- What to produce
Find every line in the records below that holds the word "duration", and copy each one.

§ §

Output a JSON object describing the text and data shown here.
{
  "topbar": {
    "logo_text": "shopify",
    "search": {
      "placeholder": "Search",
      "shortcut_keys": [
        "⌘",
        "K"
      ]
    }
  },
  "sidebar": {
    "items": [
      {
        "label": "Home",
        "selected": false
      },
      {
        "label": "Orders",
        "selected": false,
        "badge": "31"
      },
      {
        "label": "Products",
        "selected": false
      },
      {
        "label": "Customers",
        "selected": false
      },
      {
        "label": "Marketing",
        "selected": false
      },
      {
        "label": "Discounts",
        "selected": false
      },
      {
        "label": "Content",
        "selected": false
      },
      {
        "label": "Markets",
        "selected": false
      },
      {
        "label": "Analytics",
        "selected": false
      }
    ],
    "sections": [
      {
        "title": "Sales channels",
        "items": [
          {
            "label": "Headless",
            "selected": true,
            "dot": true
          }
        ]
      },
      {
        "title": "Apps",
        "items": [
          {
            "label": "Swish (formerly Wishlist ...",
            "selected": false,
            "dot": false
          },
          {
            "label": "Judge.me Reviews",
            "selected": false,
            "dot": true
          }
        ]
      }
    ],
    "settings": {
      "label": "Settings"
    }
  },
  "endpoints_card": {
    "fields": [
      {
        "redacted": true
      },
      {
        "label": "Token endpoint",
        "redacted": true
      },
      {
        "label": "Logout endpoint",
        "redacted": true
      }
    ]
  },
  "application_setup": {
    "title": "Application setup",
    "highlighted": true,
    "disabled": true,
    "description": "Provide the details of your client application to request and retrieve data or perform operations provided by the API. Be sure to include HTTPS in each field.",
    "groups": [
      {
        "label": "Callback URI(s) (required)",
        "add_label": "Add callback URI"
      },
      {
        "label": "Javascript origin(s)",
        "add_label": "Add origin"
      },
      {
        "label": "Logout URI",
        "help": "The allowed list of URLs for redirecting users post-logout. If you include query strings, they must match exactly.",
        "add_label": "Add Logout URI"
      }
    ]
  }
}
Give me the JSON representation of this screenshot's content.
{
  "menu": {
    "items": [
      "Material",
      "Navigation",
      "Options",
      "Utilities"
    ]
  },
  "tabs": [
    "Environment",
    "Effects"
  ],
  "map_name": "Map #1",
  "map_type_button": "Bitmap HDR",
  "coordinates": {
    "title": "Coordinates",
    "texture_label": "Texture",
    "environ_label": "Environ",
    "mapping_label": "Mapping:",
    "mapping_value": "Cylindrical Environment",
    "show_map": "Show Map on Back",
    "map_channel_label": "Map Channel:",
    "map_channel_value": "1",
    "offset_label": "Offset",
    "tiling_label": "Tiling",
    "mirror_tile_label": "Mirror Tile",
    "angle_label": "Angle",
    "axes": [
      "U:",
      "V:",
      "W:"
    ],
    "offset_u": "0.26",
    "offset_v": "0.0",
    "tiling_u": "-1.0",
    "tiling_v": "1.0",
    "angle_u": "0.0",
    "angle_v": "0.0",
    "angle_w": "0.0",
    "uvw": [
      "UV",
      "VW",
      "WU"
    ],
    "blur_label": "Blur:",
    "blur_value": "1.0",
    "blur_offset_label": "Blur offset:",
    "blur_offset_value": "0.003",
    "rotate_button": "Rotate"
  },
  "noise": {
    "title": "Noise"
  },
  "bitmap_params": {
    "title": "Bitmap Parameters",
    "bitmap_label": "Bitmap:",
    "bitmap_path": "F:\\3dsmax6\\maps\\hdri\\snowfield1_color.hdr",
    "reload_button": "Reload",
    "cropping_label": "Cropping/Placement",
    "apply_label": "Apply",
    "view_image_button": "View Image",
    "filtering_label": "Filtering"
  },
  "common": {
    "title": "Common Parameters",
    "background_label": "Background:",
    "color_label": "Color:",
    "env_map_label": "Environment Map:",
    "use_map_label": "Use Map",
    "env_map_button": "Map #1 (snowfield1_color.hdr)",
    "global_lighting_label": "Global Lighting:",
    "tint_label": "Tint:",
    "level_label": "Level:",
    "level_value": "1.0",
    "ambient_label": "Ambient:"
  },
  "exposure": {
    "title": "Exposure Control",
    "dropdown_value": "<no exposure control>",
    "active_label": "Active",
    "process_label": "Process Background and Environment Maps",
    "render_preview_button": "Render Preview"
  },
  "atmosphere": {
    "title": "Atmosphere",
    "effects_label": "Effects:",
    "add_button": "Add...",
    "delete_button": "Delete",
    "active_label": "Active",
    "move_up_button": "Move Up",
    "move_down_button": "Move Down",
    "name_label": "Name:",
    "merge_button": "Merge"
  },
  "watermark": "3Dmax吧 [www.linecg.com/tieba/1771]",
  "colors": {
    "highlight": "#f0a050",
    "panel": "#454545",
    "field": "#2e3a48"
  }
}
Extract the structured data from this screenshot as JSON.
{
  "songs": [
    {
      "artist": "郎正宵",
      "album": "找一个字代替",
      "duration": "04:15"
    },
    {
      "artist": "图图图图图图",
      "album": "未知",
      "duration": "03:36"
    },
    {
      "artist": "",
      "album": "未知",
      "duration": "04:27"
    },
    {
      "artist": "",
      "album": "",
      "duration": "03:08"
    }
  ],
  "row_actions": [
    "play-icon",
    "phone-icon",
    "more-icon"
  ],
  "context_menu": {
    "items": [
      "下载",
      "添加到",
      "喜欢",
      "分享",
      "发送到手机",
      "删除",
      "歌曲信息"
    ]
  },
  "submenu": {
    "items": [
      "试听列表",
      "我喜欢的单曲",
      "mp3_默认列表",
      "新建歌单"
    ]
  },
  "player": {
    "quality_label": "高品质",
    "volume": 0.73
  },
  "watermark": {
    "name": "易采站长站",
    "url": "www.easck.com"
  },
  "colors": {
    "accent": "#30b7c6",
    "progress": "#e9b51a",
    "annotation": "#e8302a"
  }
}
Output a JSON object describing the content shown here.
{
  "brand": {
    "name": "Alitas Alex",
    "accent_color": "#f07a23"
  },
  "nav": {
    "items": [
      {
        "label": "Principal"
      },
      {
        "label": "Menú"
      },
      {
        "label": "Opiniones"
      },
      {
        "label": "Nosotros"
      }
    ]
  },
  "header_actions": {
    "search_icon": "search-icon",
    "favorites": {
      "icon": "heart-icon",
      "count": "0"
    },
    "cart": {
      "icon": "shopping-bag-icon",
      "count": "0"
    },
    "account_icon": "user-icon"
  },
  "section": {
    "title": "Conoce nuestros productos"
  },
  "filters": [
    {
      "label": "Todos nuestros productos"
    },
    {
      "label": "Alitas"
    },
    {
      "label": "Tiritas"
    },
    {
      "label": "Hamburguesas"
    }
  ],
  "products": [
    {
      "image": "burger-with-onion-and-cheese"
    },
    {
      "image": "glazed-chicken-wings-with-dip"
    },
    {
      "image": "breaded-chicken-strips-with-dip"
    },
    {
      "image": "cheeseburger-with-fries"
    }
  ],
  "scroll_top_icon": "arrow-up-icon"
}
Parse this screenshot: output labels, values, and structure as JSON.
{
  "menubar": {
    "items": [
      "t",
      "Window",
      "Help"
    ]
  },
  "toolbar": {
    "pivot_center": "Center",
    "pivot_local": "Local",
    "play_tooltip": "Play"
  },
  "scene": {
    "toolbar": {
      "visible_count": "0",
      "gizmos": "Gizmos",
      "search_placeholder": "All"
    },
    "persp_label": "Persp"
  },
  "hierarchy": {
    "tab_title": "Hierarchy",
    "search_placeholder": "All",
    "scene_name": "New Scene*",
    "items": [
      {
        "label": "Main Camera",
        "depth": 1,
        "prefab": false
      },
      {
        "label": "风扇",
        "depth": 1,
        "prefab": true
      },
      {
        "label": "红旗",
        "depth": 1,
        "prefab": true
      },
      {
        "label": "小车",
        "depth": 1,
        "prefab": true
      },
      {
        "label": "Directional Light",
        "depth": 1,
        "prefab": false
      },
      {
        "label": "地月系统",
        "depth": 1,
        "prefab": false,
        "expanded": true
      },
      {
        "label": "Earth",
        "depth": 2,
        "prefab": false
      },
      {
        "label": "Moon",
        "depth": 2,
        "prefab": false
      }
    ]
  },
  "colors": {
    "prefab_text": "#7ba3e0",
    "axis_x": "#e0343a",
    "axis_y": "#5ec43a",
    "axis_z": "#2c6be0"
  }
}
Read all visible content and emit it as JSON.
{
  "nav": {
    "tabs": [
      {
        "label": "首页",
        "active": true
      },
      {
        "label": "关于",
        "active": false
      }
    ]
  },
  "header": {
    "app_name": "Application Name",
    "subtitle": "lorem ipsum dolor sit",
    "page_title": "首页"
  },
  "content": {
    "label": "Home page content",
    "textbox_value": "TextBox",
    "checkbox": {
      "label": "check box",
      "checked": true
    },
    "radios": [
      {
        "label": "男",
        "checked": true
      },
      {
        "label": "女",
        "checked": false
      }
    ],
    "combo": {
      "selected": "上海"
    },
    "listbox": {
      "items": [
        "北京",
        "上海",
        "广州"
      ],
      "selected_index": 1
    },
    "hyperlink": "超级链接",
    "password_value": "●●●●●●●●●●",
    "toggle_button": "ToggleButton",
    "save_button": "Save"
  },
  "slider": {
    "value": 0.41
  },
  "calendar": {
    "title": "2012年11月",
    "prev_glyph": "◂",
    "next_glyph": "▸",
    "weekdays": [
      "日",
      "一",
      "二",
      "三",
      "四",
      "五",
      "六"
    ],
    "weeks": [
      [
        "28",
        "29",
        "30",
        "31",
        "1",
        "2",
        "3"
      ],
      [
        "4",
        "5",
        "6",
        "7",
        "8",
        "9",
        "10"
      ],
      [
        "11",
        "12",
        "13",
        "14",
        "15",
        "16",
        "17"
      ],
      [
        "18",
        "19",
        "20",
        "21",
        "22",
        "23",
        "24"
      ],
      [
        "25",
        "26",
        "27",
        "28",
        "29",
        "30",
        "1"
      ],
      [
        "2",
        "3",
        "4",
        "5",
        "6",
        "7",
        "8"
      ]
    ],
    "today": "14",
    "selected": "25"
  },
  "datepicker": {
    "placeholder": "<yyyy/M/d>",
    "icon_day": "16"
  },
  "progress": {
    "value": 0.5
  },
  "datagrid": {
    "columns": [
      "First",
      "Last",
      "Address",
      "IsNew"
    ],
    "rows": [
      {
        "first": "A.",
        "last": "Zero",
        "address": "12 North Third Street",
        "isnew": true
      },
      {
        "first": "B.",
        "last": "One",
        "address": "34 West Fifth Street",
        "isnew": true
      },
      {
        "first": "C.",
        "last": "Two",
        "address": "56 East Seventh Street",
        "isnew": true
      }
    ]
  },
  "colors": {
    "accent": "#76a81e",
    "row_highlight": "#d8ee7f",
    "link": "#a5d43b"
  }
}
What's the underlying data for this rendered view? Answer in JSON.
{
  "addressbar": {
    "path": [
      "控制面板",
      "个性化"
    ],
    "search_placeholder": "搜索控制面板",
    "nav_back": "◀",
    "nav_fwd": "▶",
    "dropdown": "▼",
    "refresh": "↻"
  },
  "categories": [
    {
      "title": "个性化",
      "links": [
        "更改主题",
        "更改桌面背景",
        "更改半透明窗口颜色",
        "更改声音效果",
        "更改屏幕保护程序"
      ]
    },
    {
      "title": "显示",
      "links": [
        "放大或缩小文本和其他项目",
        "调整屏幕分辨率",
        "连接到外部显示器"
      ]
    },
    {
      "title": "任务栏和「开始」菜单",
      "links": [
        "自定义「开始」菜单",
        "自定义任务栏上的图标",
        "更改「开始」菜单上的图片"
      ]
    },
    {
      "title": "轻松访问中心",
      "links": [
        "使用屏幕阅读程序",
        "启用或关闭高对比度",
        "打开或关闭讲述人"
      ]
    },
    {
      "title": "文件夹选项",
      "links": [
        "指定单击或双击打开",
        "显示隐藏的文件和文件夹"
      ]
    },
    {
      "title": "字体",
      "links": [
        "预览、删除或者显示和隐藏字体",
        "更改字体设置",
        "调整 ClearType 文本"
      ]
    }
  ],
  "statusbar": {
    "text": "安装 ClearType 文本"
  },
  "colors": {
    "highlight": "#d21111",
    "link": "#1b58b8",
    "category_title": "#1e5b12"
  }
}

§ §

- Solved problem
      "duration": "04:15"
      "duration": "03:36"
      "duration": "04:27"
      "duration": "03:08"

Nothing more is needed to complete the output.